▶ **EXERCISE INPUTS**
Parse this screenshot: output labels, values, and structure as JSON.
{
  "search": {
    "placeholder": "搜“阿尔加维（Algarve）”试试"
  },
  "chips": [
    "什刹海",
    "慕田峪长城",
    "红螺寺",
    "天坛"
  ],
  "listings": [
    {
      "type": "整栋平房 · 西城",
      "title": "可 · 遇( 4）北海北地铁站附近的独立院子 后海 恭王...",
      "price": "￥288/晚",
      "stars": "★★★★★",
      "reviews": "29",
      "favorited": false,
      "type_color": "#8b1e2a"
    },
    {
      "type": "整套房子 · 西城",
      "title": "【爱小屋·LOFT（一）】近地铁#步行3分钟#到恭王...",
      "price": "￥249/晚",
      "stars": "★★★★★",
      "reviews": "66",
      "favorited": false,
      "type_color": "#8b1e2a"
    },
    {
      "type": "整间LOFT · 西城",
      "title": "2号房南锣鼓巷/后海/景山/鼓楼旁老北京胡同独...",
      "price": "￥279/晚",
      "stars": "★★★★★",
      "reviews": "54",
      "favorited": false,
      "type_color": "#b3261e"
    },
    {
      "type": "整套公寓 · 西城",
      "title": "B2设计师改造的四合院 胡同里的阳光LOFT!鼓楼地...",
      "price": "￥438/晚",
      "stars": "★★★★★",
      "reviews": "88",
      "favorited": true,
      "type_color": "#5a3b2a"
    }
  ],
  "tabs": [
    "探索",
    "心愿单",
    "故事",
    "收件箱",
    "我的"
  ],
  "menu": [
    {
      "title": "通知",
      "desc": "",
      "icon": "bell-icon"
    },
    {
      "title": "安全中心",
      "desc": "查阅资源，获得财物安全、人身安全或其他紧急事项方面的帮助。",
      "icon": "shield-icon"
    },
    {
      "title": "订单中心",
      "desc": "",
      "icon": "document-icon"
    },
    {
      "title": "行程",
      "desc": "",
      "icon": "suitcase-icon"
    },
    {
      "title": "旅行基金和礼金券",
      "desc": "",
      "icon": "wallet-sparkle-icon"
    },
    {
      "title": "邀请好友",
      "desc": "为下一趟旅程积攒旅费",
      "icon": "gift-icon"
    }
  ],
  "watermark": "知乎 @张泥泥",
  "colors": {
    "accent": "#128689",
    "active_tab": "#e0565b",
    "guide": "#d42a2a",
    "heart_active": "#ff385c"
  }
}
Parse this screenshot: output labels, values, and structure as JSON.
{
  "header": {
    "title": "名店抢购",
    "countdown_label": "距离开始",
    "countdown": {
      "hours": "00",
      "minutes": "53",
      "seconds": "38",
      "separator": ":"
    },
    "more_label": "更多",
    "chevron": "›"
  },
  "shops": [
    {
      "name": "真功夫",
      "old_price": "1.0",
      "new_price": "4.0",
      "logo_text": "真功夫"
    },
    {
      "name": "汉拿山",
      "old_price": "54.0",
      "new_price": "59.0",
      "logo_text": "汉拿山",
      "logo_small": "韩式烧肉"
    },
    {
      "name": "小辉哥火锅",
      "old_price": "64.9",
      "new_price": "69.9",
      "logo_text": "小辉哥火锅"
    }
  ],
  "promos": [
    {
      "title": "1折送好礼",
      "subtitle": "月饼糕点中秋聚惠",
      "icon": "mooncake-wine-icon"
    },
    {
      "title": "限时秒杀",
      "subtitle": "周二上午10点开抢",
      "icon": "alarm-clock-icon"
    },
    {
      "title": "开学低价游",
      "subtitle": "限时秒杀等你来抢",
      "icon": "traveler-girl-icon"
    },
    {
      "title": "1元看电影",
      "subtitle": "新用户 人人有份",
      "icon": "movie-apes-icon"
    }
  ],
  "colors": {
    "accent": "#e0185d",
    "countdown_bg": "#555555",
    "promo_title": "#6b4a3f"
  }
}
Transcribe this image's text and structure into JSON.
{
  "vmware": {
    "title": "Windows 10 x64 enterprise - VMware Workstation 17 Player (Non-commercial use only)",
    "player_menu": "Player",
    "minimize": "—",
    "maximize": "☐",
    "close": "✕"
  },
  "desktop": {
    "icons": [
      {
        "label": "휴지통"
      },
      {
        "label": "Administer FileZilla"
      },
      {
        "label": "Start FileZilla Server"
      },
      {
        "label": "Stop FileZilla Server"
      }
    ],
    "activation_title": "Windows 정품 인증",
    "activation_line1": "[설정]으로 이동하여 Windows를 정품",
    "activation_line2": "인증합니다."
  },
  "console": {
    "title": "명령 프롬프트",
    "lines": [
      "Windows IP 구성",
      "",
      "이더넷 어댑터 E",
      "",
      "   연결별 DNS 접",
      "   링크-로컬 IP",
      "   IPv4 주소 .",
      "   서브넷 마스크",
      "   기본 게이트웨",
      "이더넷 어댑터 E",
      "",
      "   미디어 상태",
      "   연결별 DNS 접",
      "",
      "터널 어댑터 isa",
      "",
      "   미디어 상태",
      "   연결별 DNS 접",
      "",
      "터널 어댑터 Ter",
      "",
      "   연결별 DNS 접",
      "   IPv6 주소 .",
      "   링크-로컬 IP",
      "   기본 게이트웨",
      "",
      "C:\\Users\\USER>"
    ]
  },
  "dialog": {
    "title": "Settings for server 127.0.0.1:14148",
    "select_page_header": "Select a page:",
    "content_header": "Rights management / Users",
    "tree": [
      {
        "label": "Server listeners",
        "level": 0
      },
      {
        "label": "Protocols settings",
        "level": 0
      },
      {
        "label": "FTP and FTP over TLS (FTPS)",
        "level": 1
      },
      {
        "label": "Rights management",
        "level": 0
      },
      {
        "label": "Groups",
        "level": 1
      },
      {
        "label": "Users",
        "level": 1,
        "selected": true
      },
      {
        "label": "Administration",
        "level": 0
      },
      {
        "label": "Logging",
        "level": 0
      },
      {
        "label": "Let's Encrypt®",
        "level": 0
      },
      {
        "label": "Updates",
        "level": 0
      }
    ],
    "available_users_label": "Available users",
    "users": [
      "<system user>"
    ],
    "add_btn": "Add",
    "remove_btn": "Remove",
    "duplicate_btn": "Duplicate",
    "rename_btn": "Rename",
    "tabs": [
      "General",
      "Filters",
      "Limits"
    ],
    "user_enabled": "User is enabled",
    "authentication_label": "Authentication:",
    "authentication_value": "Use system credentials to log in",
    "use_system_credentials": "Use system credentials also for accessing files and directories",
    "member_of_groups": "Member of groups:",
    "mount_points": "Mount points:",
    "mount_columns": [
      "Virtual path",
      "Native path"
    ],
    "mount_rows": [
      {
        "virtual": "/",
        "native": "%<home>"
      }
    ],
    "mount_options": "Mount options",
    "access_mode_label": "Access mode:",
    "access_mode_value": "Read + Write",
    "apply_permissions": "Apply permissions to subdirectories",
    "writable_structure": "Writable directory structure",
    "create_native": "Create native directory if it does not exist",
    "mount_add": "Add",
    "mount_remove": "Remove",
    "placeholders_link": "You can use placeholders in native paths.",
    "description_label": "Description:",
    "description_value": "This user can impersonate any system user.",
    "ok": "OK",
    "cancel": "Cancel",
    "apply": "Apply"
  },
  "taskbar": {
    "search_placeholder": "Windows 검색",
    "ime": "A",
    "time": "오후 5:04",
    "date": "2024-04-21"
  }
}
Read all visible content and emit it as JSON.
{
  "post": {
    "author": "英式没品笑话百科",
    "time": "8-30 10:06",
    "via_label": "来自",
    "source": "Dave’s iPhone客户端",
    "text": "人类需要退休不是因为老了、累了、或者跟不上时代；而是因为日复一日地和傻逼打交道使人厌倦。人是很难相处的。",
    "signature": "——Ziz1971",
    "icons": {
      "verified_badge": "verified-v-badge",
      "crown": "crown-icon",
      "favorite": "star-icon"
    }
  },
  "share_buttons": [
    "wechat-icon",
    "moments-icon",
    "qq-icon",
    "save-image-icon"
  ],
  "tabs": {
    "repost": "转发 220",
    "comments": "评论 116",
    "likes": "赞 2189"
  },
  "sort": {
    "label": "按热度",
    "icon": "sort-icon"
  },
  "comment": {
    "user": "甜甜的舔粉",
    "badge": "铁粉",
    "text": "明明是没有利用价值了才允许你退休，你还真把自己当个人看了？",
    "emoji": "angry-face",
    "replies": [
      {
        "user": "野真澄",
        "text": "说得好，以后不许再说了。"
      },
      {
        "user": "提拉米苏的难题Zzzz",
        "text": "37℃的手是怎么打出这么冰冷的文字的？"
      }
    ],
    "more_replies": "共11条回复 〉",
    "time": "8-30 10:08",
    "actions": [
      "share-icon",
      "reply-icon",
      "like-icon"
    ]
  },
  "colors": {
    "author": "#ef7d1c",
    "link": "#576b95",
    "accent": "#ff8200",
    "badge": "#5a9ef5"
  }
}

▶ **EXERCISE DETAILS**
Report the number of lines in the listing that include the string "system"; give nothing but the number.

▶ **WRITTEN SOLUTION**
4